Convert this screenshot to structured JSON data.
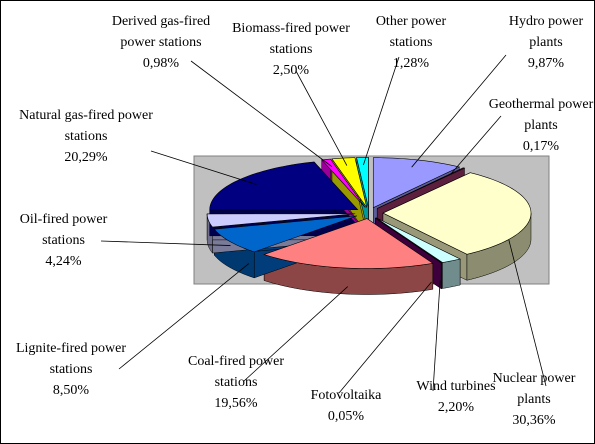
{
  "chart_data": {
    "type": "pie3d",
    "categories": [
      "Hydro power plants",
      "Geothermal power plants",
      "Nuclear power plants",
      "Wind turbines",
      "Fotovoltaika",
      "Coal-fired power stations",
      "Lignite-fired power stations",
      "Oil-fired power stations",
      "Natural gas-fired power stations",
      "Derived gas-fired power stations",
      "Biomass-fired power stations",
      "Other power stations"
    ],
    "values": [
      9.87,
      0.17,
      30.36,
      2.2,
      0.05,
      19.56,
      8.5,
      4.24,
      20.29,
      0.98,
      2.5,
      1.28
    ],
    "value_labels": [
      "9,87%",
      "0,17%",
      "30,36%",
      "2,20%",
      "0,05%",
      "19,56%",
      "8,50%",
      "4,24%",
      "20,29%",
      "0,98%",
      "2,50%",
      "1,28%"
    ],
    "colors": [
      "#9999ff",
      "#993366",
      "#ffffcc",
      "#ccffff",
      "#660066",
      "#ff8080",
      "#0066cc",
      "#ccccff",
      "#000080",
      "#ff00ff",
      "#ffff00",
      "#00ffff"
    ]
  }
}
------------------------------------
Keep the pictures out and write out the records exactly.

§ SOLUTION TO THE PROBLEM:
Convert this screenshot to structured JSON data.
{
  "chart_data": {
    "type": "pie3d",
    "categories": [
      "Hydro power plants",
      "Geothermal power plants",
      "Nuclear power plants",
      "Wind turbines",
      "Fotovoltaika",
      "Coal-fired power stations",
      "Lignite-fired power stations",
      "Oil-fired power stations",
      "Natural gas-fired power stations",
      "Derived gas-fired power stations",
      "Biomass-fired power stations",
      "Other power stations"
    ],
    "values": [
      9.87,
      0.17,
      30.36,
      2.2,
      0.05,
      19.56,
      8.5,
      4.24,
      20.29,
      0.98,
      2.5,
      1.28
    ],
    "value_labels": [
      "9,87%",
      "0,17%",
      "30,36%",
      "2,20%",
      "0,05%",
      "19,56%",
      "8,50%",
      "4,24%",
      "20,29%",
      "0,98%",
      "2,50%",
      "1,28%"
    ],
    "colors": [
      "#9999ff",
      "#993366",
      "#ffffcc",
      "#ccffff",
      "#660066",
      "#ff8080",
      "#0066cc",
      "#ccccff",
      "#000080",
      "#ff00ff",
      "#ffff00",
      "#00ffff"
    ]
  }
}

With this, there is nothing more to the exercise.